Look through the data below. Show each line where the string "JSON" occurs.

START Provided data

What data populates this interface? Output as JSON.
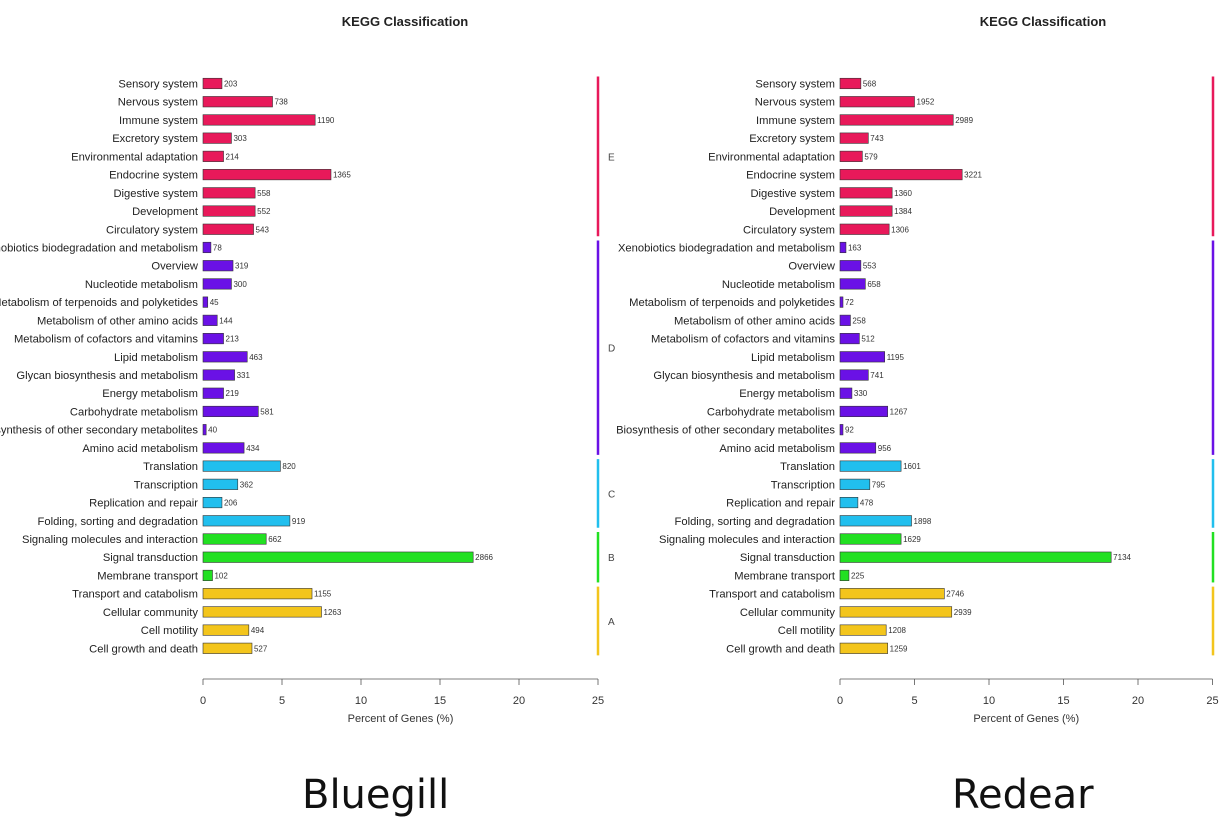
{
  "bottom_labels": [
    "Bluegill",
    "Redear"
  ],
  "group_colors": {
    "E": "#e8195a",
    "D": "#6a11e6",
    "C": "#21bfee",
    "B": "#22e022",
    "A": "#f3c51c"
  },
  "group_letters": [
    "E",
    "D",
    "C",
    "B",
    "A"
  ],
  "chart_data": [
    {
      "type": "bar",
      "orientation": "horizontal",
      "title": "KEGG Classification",
      "xlabel": "Percent of Genes (%)",
      "xlim": [
        0,
        25
      ],
      "xticks": [
        0,
        5,
        10,
        15,
        20,
        25
      ],
      "bottom_label": "Bluegill",
      "categories": [
        "Sensory system",
        "Nervous system",
        "Immune system",
        "Excretory system",
        "Environmental adaptation",
        "Endocrine system",
        "Digestive system",
        "Development",
        "Circulatory system",
        "Xenobiotics biodegradation and metabolism",
        "Overview",
        "Nucleotide metabolism",
        "Metabolism of terpenoids and polyketides",
        "Metabolism of other amino acids",
        "Metabolism of cofactors and vitamins",
        "Lipid metabolism",
        "Glycan biosynthesis and metabolism",
        "Energy metabolism",
        "Carbohydrate metabolism",
        "Biosynthesis of other secondary metabolites",
        "Amino acid metabolism",
        "Translation",
        "Transcription",
        "Replication and repair",
        "Folding, sorting and degradation",
        "Signaling molecules and interaction",
        "Signal transduction",
        "Membrane transport",
        "Transport and catabolism",
        "Cellular community",
        "Cell motility",
        "Cell growth and death"
      ],
      "groups": [
        "E",
        "E",
        "E",
        "E",
        "E",
        "E",
        "E",
        "E",
        "E",
        "D",
        "D",
        "D",
        "D",
        "D",
        "D",
        "D",
        "D",
        "D",
        "D",
        "D",
        "D",
        "C",
        "C",
        "C",
        "C",
        "B",
        "B",
        "B",
        "A",
        "A",
        "A",
        "A"
      ],
      "values": [
        1.2,
        4.4,
        7.1,
        1.8,
        1.3,
        8.1,
        3.3,
        3.3,
        3.2,
        0.5,
        1.9,
        1.8,
        0.3,
        0.9,
        1.3,
        2.8,
        2.0,
        1.3,
        3.5,
        0.2,
        2.6,
        4.9,
        2.2,
        1.2,
        5.5,
        4.0,
        17.1,
        0.6,
        6.9,
        7.5,
        2.9,
        3.1
      ],
      "counts": [
        "203",
        "738",
        "1190",
        "303",
        "214",
        "1365",
        "558",
        "552",
        "543",
        "78",
        "319",
        "300",
        "45",
        "144",
        "213",
        "463",
        "331",
        "219",
        "581",
        "40",
        "434",
        "820",
        "362",
        "206",
        "919",
        "662",
        "2866",
        "102",
        "1155",
        "1263",
        "494",
        "527"
      ]
    },
    {
      "type": "bar",
      "orientation": "horizontal",
      "title": "KEGG Classification",
      "xlabel": "Percent of Genes (%)",
      "xlim": [
        0,
        25
      ],
      "xticks": [
        0,
        5,
        10,
        15,
        20,
        25
      ],
      "bottom_label": "Redear",
      "categories": [
        "Sensory system",
        "Nervous system",
        "Immune system",
        "Excretory system",
        "Environmental adaptation",
        "Endocrine system",
        "Digestive system",
        "Development",
        "Circulatory system",
        "Xenobiotics biodegradation and metabolism",
        "Overview",
        "Nucleotide metabolism",
        "Metabolism of terpenoids and polyketides",
        "Metabolism of other amino acids",
        "Metabolism of cofactors and vitamins",
        "Lipid metabolism",
        "Glycan biosynthesis and metabolism",
        "Energy metabolism",
        "Carbohydrate metabolism",
        "Biosynthesis of other secondary metabolites",
        "Amino acid metabolism",
        "Translation",
        "Transcription",
        "Replication and repair",
        "Folding, sorting and degradation",
        "Signaling molecules and interaction",
        "Signal transduction",
        "Membrane transport",
        "Transport and catabolism",
        "Cellular community",
        "Cell motility",
        "Cell growth and death"
      ],
      "groups": [
        "E",
        "E",
        "E",
        "E",
        "E",
        "E",
        "E",
        "E",
        "E",
        "D",
        "D",
        "D",
        "D",
        "D",
        "D",
        "D",
        "D",
        "D",
        "D",
        "D",
        "D",
        "C",
        "C",
        "C",
        "C",
        "B",
        "B",
        "B",
        "A",
        "A",
        "A",
        "A"
      ],
      "values": [
        1.4,
        5.0,
        7.6,
        1.9,
        1.5,
        8.2,
        3.5,
        3.5,
        3.3,
        0.4,
        1.4,
        1.7,
        0.2,
        0.7,
        1.3,
        3.0,
        1.9,
        0.8,
        3.2,
        0.2,
        2.4,
        4.1,
        2.0,
        1.2,
        4.8,
        4.1,
        18.2,
        0.6,
        7.0,
        7.5,
        3.1,
        3.2
      ],
      "counts": [
        "568",
        "1952",
        "2989",
        "743",
        "579",
        "3221",
        "1360",
        "1384",
        "1306",
        "163",
        "553",
        "658",
        "72",
        "258",
        "512",
        "1195",
        "741",
        "330",
        "1267",
        "92",
        "956",
        "1601",
        "795",
        "478",
        "1898",
        "1629",
        "7134",
        "225",
        "2746",
        "2939",
        "1208",
        "1259"
      ]
    }
  ]
}
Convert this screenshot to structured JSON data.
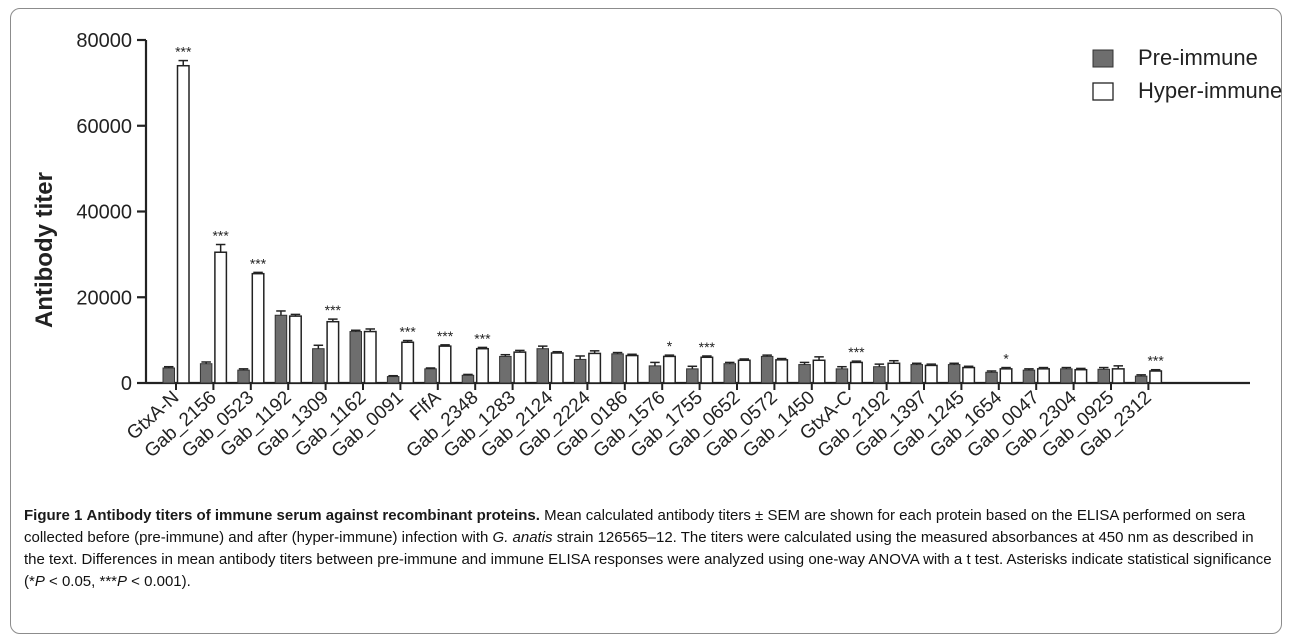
{
  "chart_data": {
    "type": "bar",
    "ylabel": "Antibody titer",
    "ylim": [
      0,
      80000
    ],
    "yticks": [
      "0",
      "20000",
      "40000",
      "60000",
      "80000"
    ],
    "legend_position": "top-right",
    "colors": {
      "pre": "#6e6e6e",
      "hyper": "#ffffff",
      "axis": "#222222"
    },
    "categories": [
      "GtxA-N",
      "Gab_2156",
      "Gab_0523",
      "Gab_1192",
      "Gab_1309",
      "Gab_1162",
      "Gab_0091",
      "FlfA",
      "Gab_2348",
      "Gab_1283",
      "Gab_2124",
      "Gab_2224",
      "Gab_0186",
      "Gab_1576",
      "Gab_1755",
      "Gab_0652",
      "Gab_0572",
      "Gab_1450",
      "GtxA-C",
      "Gab_2192",
      "Gab_1397",
      "Gab_1245",
      "Gab_1654",
      "Gab_0047",
      "Gab_2304",
      "Gab_0925",
      "Gab_2312"
    ],
    "series": [
      {
        "name": "Pre-immune",
        "values": [
          3500,
          4500,
          3000,
          15800,
          8000,
          12000,
          1500,
          3300,
          1800,
          6200,
          8000,
          5500,
          6800,
          4000,
          3300,
          4500,
          6200,
          4300,
          3300,
          3800,
          4300,
          4300,
          2500,
          3000,
          3300,
          3200,
          1600
        ],
        "errors": [
          300,
          400,
          300,
          1000,
          800,
          300,
          200,
          200,
          200,
          400,
          600,
          800,
          300,
          800,
          600,
          300,
          300,
          500,
          500,
          600,
          300,
          300,
          300,
          300,
          300,
          400,
          300
        ]
      },
      {
        "name": "Hyper-immune",
        "values": [
          74000,
          30500,
          25500,
          15600,
          14300,
          12000,
          9500,
          8600,
          8000,
          7200,
          7000,
          6900,
          6400,
          6200,
          6000,
          5300,
          5400,
          5300,
          4800,
          4600,
          4100,
          3600,
          3300,
          3300,
          3100,
          3300,
          2800
        ],
        "errors": [
          1200,
          1800,
          300,
          400,
          600,
          600,
          400,
          300,
          300,
          400,
          300,
          600,
          300,
          300,
          300,
          300,
          300,
          800,
          300,
          600,
          300,
          300,
          300,
          300,
          300,
          700,
          300
        ]
      }
    ],
    "significance": [
      "***",
      "***",
      "***",
      "",
      "***",
      "",
      "***",
      "***",
      "***",
      "",
      "",
      "",
      "",
      "*",
      "***",
      "",
      "",
      "",
      "***",
      "",
      "",
      "",
      "*",
      "",
      "",
      "",
      "***"
    ]
  },
  "caption": {
    "label": "Figure 1",
    "title": "Antibody titers of immune serum against recombinant proteins.",
    "text_1": "Mean calculated antibody titers ± SEM are shown for each protein based on the ELISA performed on sera collected before (pre-immune) and after (hyper-immune) infection with ",
    "species": "G. anatis",
    "text_2": " strain 126565–12. The titers were calculated using the measured absorbances at 450 nm as described in the text. Differences in mean antibody titers between pre-immune and immune ELISA responses were analyzed using one-way ANOVA with a t test. Asterisks indicate statistical significance (*",
    "p1": "P",
    "text_3": " < 0.05, ***",
    "p2": "P",
    "text_4": " < 0.001)."
  }
}
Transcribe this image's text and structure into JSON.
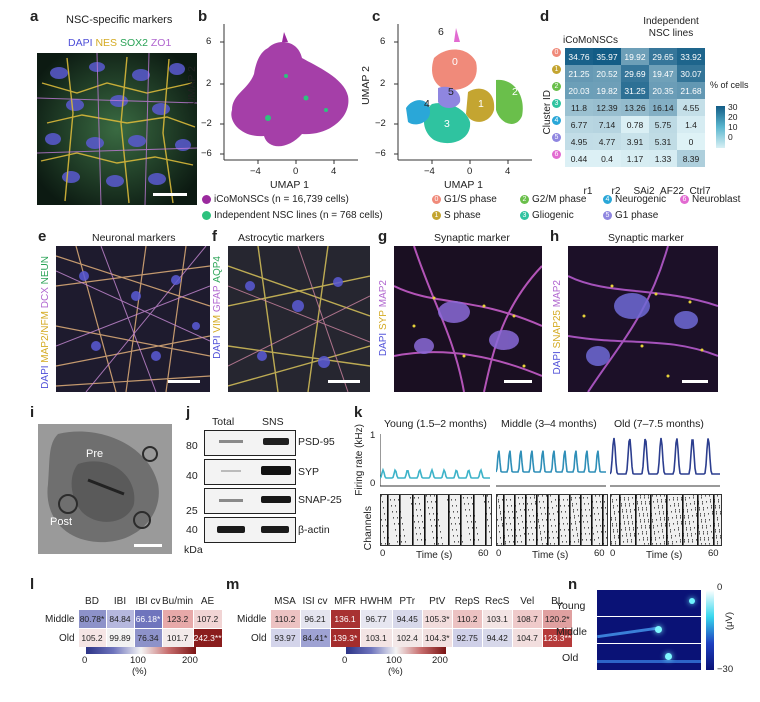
{
  "panels": {
    "a": "a",
    "b": "b",
    "c": "c",
    "d": "d",
    "e": "e",
    "f": "f",
    "g": "g",
    "h": "h",
    "i": "i",
    "j": "j",
    "k": "k",
    "l": "l",
    "m": "m",
    "n": "n"
  },
  "a": {
    "title": "NSC-specific markers",
    "stains": [
      "DAPI",
      "NES",
      "SOX2",
      "ZO1"
    ],
    "stain_colors": [
      "#6b6bff",
      "#e8c23a",
      "#3fbf6b",
      "#c07bd8"
    ]
  },
  "umap": {
    "xlabel": "UMAP 1",
    "ylabel": "UMAP 2",
    "xticks": [
      "−4",
      "0",
      "4"
    ],
    "yticks": [
      "6",
      "2",
      "−2",
      "−6"
    ],
    "clusters": [
      "0",
      "1",
      "2",
      "3",
      "4",
      "5",
      "6"
    ]
  },
  "legend_b": [
    {
      "label": "iCoMoNSCs (n = 16,739 cells)",
      "color": "#9b2a9e"
    },
    {
      "label": "Independent NSC lines (n = 768 cells)",
      "color": "#2ec27e"
    }
  ],
  "legend_c": [
    {
      "num": "0",
      "label": "G1/S phase",
      "color": "#f08a7a"
    },
    {
      "num": "1",
      "label": "S phase",
      "color": "#c4a531"
    },
    {
      "num": "2",
      "label": "G2/M phase",
      "color": "#6abf4b"
    },
    {
      "num": "3",
      "label": "Gliogenic",
      "color": "#2fc3a0"
    },
    {
      "num": "4",
      "label": "Neurogenic",
      "color": "#2aa7d8"
    },
    {
      "num": "5",
      "label": "G1 phase",
      "color": "#8f86e0"
    },
    {
      "num": "6",
      "label": "Neuroblast",
      "color": "#e26ad1"
    }
  ],
  "d": {
    "col_group1": "iCoMoNSCs",
    "col_group2": "Independent NSC lines",
    "columns": [
      "r1",
      "r2",
      "SAi2",
      "AF22",
      "Ctrl7"
    ],
    "ylabel": "Cluster ID",
    "rows": [
      {
        "id": "0",
        "values": [
          "34.76",
          "35.97",
          "19.92",
          "29.65",
          "33.92"
        ]
      },
      {
        "id": "1",
        "values": [
          "21.25",
          "20.52",
          "29.69",
          "19.47",
          "30.07"
        ]
      },
      {
        "id": "2",
        "values": [
          "20.03",
          "19.82",
          "31.25",
          "20.35",
          "21.68"
        ]
      },
      {
        "id": "3",
        "values": [
          "11.8",
          "12.39",
          "13.26",
          "16.14",
          "4.55"
        ]
      },
      {
        "id": "4",
        "values": [
          "6.77",
          "7.14",
          "0.78",
          "5.75",
          "1.4"
        ]
      },
      {
        "id": "5",
        "values": [
          "4.95",
          "4.77",
          "3.91",
          "5.31",
          "0"
        ]
      },
      {
        "id": "6",
        "values": [
          "0.44",
          "0.4",
          "1.17",
          "1.33",
          "8.39"
        ]
      }
    ],
    "colorbar_title": "% of cells",
    "colorbar_ticks": [
      "30",
      "20",
      "10",
      "0"
    ]
  },
  "e": {
    "title": "Neuronal markers",
    "stains": [
      "DAPI",
      "MAP2/NFM",
      "DCX",
      "NEUN"
    ],
    "stain_colors": [
      "#6b6bff",
      "#e8c23a",
      "#c07bd8",
      "#3fbf6b"
    ]
  },
  "f": {
    "title": "Astrocytic markers",
    "stains": [
      "DAPI",
      "VIM",
      "GFAP",
      "AQP4"
    ],
    "stain_colors": [
      "#6b6bff",
      "#e8c23a",
      "#c07bd8",
      "#3fbf6b"
    ]
  },
  "g": {
    "title": "Synaptic marker",
    "stains": [
      "DAPI",
      "SYP",
      "MAP2"
    ],
    "stain_colors": [
      "#6b6bff",
      "#e8c23a",
      "#c07bd8"
    ]
  },
  "h": {
    "title": "Synaptic marker",
    "stains": [
      "DAPI",
      "SNAP25",
      "MAP2"
    ],
    "stain_colors": [
      "#6b6bff",
      "#e8c23a",
      "#c07bd8"
    ]
  },
  "i": {
    "pre": "Pre",
    "post": "Post"
  },
  "j": {
    "lanes": [
      "Total",
      "SNS"
    ],
    "blots": [
      {
        "mw": "80",
        "name": "PSD-95"
      },
      {
        "mw": "40",
        "name": "SYP"
      },
      {
        "mw": "25",
        "name": "SNAP-25"
      },
      {
        "mw": "40",
        "name": "β-actin"
      }
    ],
    "unit": "kDa"
  },
  "k": {
    "groups": [
      {
        "label": "Young (1.5–2 months)",
        "color": "#3db3c9"
      },
      {
        "label": "Middle (3–4 months)",
        "color": "#2f8fb8"
      },
      {
        "label": "Old (7–7.5 months)",
        "color": "#2c3e8f"
      }
    ],
    "ylabel": "Firing rate (kHz)",
    "yticks": [
      "1",
      "0"
    ],
    "raster_ylabel": "Channels",
    "xlabel": "Time (s)",
    "xticks": [
      "0",
      "60"
    ]
  },
  "l": {
    "columns": [
      "BD",
      "IBI",
      "IBI cv",
      "Bu/min",
      "AE"
    ],
    "rows": [
      {
        "label": "Middle",
        "cells": [
          {
            "v": "80.78*",
            "c": "#8d92c9"
          },
          {
            "v": "84.84",
            "c": "#b6b8de"
          },
          {
            "v": "66.18*",
            "c": "#6f75bd"
          },
          {
            "v": "123.2",
            "c": "#e7a9a9"
          },
          {
            "v": "107.2",
            "c": "#f1d4d4"
          }
        ]
      },
      {
        "label": "Old",
        "cells": [
          {
            "v": "105.2",
            "c": "#f5e5e5"
          },
          {
            "v": "99.89",
            "c": "#f2f2f2"
          },
          {
            "v": "76.34",
            "c": "#8d92c9"
          },
          {
            "v": "101.7",
            "c": "#f3eaea"
          },
          {
            "v": "242.3**",
            "c": "#8a1d1d"
          }
        ]
      }
    ],
    "colorbar_ticks": [
      "0",
      "100",
      "200"
    ],
    "colorbar_unit": "(%)"
  },
  "m": {
    "columns": [
      "MSA",
      "ISI cv",
      "MFR",
      "HWHM",
      "PTr",
      "PtV",
      "RepS",
      "RecS",
      "Vel",
      "BL"
    ],
    "rows": [
      {
        "label": "Middle",
        "cells": [
          {
            "v": "110.2",
            "c": "#ecc2c2"
          },
          {
            "v": "96.21",
            "c": "#e4e4ef"
          },
          {
            "v": "136.1",
            "c": "#a83232"
          },
          {
            "v": "96.77",
            "c": "#e6e6f0"
          },
          {
            "v": "94.45",
            "c": "#d7d8ea"
          },
          {
            "v": "105.3*",
            "c": "#f2dcdc"
          },
          {
            "v": "110.2",
            "c": "#ecc2c2"
          },
          {
            "v": "103.1",
            "c": "#f3e4e4"
          },
          {
            "v": "108.7",
            "c": "#efcaca"
          },
          {
            "v": "120.2*",
            "c": "#e0a0a0"
          }
        ]
      },
      {
        "label": "Old",
        "cells": [
          {
            "v": "93.97",
            "c": "#d3d4ea"
          },
          {
            "v": "84.41*",
            "c": "#9ea2d3"
          },
          {
            "v": "139.3*",
            "c": "#a42d2d"
          },
          {
            "v": "103.1",
            "c": "#f3e4e4"
          },
          {
            "v": "102.4",
            "c": "#f3e8e8"
          },
          {
            "v": "104.3*",
            "c": "#f2e0e0"
          },
          {
            "v": "92.75",
            "c": "#cfd0e8"
          },
          {
            "v": "94.42",
            "c": "#d7d8ea"
          },
          {
            "v": "104.7",
            "c": "#f2dede"
          },
          {
            "v": "123.3**",
            "c": "#b53a3a"
          }
        ]
      }
    ],
    "colorbar_ticks": [
      "0",
      "100",
      "200"
    ],
    "colorbar_unit": "(%)"
  },
  "n": {
    "rows": [
      "Young",
      "Middle",
      "Old"
    ],
    "colorbar_ticks": [
      "0",
      "−30"
    ],
    "colorbar_unit": "(μV)"
  }
}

END Provided data

The answer:
What data populates this interface? Output as JSON.
Convert this screenshot to structured JSON data.
Transcribe this image's text and structure into JSON.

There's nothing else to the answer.